[Layout listing]

========

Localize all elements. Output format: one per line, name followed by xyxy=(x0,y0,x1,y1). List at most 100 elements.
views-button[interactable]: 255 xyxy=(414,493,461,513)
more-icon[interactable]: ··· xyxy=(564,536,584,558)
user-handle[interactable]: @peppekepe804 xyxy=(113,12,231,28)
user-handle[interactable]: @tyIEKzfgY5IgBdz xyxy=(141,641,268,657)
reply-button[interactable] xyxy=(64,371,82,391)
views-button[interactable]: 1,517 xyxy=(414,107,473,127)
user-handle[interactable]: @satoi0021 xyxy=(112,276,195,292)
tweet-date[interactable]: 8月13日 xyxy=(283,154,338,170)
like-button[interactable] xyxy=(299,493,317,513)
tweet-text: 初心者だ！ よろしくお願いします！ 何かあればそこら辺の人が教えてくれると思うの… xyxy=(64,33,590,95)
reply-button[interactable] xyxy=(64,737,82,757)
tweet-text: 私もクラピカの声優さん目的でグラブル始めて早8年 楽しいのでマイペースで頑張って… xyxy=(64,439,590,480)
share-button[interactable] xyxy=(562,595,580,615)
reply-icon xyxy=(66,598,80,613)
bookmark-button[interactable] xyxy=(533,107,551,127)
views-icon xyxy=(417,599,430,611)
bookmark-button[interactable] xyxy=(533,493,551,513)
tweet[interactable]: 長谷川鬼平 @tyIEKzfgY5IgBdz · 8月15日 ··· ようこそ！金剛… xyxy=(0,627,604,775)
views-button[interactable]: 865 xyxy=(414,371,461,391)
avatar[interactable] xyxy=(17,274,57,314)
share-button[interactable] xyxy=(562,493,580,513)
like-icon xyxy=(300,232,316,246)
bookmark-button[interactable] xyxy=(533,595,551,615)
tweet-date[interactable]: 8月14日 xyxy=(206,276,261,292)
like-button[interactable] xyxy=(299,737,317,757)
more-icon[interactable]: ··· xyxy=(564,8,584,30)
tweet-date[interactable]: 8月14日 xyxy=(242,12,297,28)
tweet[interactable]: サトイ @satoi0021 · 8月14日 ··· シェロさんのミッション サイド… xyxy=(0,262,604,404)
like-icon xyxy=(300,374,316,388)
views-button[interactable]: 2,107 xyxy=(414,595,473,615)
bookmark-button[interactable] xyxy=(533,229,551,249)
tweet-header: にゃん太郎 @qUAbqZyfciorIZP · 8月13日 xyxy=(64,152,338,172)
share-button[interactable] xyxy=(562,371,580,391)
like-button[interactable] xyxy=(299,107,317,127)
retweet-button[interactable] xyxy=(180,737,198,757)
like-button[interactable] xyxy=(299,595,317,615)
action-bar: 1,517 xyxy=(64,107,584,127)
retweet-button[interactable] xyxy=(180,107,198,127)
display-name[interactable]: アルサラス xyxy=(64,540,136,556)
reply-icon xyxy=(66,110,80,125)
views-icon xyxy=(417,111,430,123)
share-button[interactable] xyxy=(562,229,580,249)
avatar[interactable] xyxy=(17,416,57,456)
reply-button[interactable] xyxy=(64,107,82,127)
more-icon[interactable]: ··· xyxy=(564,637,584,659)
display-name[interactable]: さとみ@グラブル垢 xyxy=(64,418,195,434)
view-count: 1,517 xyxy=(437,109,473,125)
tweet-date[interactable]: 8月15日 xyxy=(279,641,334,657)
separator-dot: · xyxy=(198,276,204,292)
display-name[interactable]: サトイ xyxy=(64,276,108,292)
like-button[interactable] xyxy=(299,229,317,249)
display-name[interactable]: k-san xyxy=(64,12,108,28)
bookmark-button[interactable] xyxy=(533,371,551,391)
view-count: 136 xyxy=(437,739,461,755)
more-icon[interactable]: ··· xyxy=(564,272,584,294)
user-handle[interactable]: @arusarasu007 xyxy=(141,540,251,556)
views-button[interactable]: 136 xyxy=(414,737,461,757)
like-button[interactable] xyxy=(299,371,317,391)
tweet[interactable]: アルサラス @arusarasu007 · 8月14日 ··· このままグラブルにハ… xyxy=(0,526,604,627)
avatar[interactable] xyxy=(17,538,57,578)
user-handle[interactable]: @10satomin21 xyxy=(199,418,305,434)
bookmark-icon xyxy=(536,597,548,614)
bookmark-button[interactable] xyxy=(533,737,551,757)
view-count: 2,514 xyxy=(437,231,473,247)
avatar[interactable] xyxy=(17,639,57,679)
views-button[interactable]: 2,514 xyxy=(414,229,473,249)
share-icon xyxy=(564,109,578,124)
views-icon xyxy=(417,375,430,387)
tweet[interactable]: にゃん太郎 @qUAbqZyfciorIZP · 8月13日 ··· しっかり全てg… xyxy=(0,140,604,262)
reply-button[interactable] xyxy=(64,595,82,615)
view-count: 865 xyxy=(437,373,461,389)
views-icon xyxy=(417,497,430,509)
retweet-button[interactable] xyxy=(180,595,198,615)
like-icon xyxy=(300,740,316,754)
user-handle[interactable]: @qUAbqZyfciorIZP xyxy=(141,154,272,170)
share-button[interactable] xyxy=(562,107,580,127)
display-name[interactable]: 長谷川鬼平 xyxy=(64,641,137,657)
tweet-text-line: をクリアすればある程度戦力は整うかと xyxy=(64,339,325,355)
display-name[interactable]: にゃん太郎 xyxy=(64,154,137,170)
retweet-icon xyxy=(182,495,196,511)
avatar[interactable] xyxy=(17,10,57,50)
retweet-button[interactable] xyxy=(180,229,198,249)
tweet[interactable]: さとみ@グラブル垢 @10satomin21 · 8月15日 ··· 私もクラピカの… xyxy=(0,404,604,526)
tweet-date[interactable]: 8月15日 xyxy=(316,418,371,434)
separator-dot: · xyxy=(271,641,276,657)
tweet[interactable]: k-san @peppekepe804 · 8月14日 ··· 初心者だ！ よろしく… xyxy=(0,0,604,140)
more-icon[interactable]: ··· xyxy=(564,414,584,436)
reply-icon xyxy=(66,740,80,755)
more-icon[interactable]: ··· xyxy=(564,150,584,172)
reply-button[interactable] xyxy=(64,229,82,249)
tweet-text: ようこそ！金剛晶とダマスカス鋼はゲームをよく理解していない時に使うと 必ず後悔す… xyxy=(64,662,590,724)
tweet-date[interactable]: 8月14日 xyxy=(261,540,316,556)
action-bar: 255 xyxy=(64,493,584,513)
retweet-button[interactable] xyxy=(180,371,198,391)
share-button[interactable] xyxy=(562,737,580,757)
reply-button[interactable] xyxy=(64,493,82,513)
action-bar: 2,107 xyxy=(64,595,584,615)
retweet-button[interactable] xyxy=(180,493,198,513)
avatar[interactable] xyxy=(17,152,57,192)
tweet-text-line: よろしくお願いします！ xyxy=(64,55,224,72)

========

- **Exercise instructions**
Reproduce the entire listing above line for line, with no changes.

- **Correct result**
Localize all elements. Output format: one per line, name followed by xyxy=(x0,y0,x1,y1). List at most 100 elements.
views-button[interactable]: 255 xyxy=(414,493,461,513)
more-icon[interactable]: ··· xyxy=(564,536,584,558)
user-handle[interactable]: @peppekepe804 xyxy=(113,12,231,28)
user-handle[interactable]: @tyIEKzfgY5IgBdz xyxy=(141,641,268,657)
reply-button[interactable] xyxy=(64,371,82,391)
views-button[interactable]: 1,517 xyxy=(414,107,473,127)
user-handle[interactable]: @satoi0021 xyxy=(112,276,195,292)
tweet-date[interactable]: 8月13日 xyxy=(283,154,338,170)
like-button[interactable] xyxy=(299,493,317,513)
tweet-text: 初心者だ！ よろしくお願いします！ 何かあればそこら辺の人が教えてくれると思うの… xyxy=(64,33,590,95)
reply-button[interactable] xyxy=(64,737,82,757)
tweet-text: 私もクラピカの声優さん目的でグラブル始めて早8年 楽しいのでマイペースで頑張って… xyxy=(64,439,590,480)
share-button[interactable] xyxy=(562,595,580,615)
reply-icon xyxy=(66,598,80,613)
bookmark-button[interactable] xyxy=(533,107,551,127)
views-icon xyxy=(417,599,430,611)
bookmark-button[interactable] xyxy=(533,493,551,513)
tweet[interactable]: 長谷川鬼平 @tyIEKzfgY5IgBdz · 8月15日 ··· ようこそ！金剛… xyxy=(0,627,604,775)
views-button[interactable]: 865 xyxy=(414,371,461,391)
avatar[interactable] xyxy=(17,274,57,314)
share-button[interactable] xyxy=(562,493,580,513)
like-icon xyxy=(300,232,316,246)
bookmark-button[interactable] xyxy=(533,595,551,615)
tweet-date[interactable]: 8月14日 xyxy=(206,276,261,292)
like-button[interactable] xyxy=(299,737,317,757)
more-icon[interactable]: ··· xyxy=(564,8,584,30)
tweet-date[interactable]: 8月14日 xyxy=(242,12,297,28)
tweet[interactable]: サトイ @satoi0021 · 8月14日 ··· シェロさんのミッション サイド… xyxy=(0,262,604,404)
like-icon xyxy=(300,374,316,388)
views-button[interactable]: 2,107 xyxy=(414,595,473,615)
bookmark-button[interactable] xyxy=(533,229,551,249)
tweet-header: にゃん太郎 @qUAbqZyfciorIZP · 8月13日 xyxy=(64,152,338,172)
share-button[interactable] xyxy=(562,371,580,391)
like-button[interactable] xyxy=(299,107,317,127)
retweet-button[interactable] xyxy=(180,737,198,757)
like-button[interactable] xyxy=(299,595,317,615)
action-bar: 1,517 xyxy=(64,107,584,127)
retweet-button[interactable] xyxy=(180,107,198,127)
display-name[interactable]: アルサラス xyxy=(64,540,136,556)
reply-icon xyxy=(66,110,80,125)
views-icon xyxy=(417,111,430,123)
share-button[interactable] xyxy=(562,229,580,249)
avatar[interactable] xyxy=(17,416,57,456)
reply-button[interactable] xyxy=(64,107,82,127)
more-icon[interactable]: ··· xyxy=(564,637,584,659)
display-name[interactable]: さとみ@グラブル垢 xyxy=(64,418,195,434)
view-count: 1,517 xyxy=(437,109,473,125)
tweet-date[interactable]: 8月15日 xyxy=(279,641,334,657)
separator-dot: · xyxy=(198,276,204,292)
display-name[interactable]: サトイ xyxy=(64,276,108,292)
like-button[interactable] xyxy=(299,229,317,249)
display-name[interactable]: k-san xyxy=(64,12,108,28)
bookmark-button[interactable] xyxy=(533,371,551,391)
view-count: 136 xyxy=(437,739,461,755)
more-icon[interactable]: ··· xyxy=(564,272,584,294)
user-handle[interactable]: @arusarasu007 xyxy=(141,540,251,556)
views-button[interactable]: 136 xyxy=(414,737,461,757)
like-button[interactable] xyxy=(299,371,317,391)
tweet[interactable]: アルサラス @arusarasu007 · 8月14日 ··· このままグラブルにハ… xyxy=(0,526,604,627)
avatar[interactable] xyxy=(17,538,57,578)
user-handle[interactable]: @10satomin21 xyxy=(199,418,305,434)
bookmark-icon xyxy=(536,597,548,614)
bookmark-button[interactable] xyxy=(533,737,551,757)
view-count: 2,514 xyxy=(437,231,473,247)
avatar[interactable] xyxy=(17,639,57,679)
views-button[interactable]: 2,514 xyxy=(414,229,473,249)
share-icon xyxy=(564,109,578,124)
views-icon xyxy=(417,375,430,387)
tweet[interactable]: にゃん太郎 @qUAbqZyfciorIZP · 8月13日 ··· しっかり全てg… xyxy=(0,140,604,262)
reply-button[interactable] xyxy=(64,595,82,615)
view-count: 865 xyxy=(437,373,461,389)
views-icon xyxy=(417,497,430,509)
retweet-button[interactable] xyxy=(180,595,198,615)
like-icon xyxy=(300,740,316,754)
user-handle[interactable]: @qUAbqZyfciorIZP xyxy=(141,154,272,170)
share-button[interactable] xyxy=(562,107,580,127)
display-name[interactable]: 長谷川鬼平 xyxy=(64,641,137,657)
tweet-text-line: をクリアすればある程度戦力は整うかと xyxy=(64,339,325,355)
display-name[interactable]: にゃん太郎 xyxy=(64,154,137,170)
retweet-icon xyxy=(182,495,196,511)
avatar[interactable] xyxy=(17,10,57,50)
retweet-button[interactable] xyxy=(180,229,198,249)
tweet[interactable]: さとみ@グラブル垢 @10satomin21 · 8月15日 ··· 私もクラピカの… xyxy=(0,404,604,526)
tweet-date[interactable]: 8月15日 xyxy=(316,418,371,434)
separator-dot: · xyxy=(271,641,276,657)
tweet[interactable]: k-san @peppekepe804 · 8月14日 ··· 初心者だ！ よろしく… xyxy=(0,0,604,140)
more-icon[interactable]: ··· xyxy=(564,414,584,436)
reply-icon xyxy=(66,740,80,755)
more-icon[interactable]: ··· xyxy=(564,150,584,172)
reply-button[interactable] xyxy=(64,229,82,249)
tweet-text: ようこそ！金剛晶とダマスカス鋼はゲームをよく理解していない時に使うと 必ず後悔す… xyxy=(64,662,590,724)
tweet-date[interactable]: 8月14日 xyxy=(261,540,316,556)
action-bar: 255 xyxy=(64,493,584,513)
retweet-button[interactable] xyxy=(180,371,198,391)
share-button[interactable] xyxy=(562,737,580,757)
reply-button[interactable] xyxy=(64,493,82,513)
action-bar: 2,107 xyxy=(64,595,584,615)
retweet-button[interactable] xyxy=(180,493,198,513)
avatar[interactable] xyxy=(17,152,57,192)
tweet-text-line: よろしくお願いします！ xyxy=(64,55,224,72)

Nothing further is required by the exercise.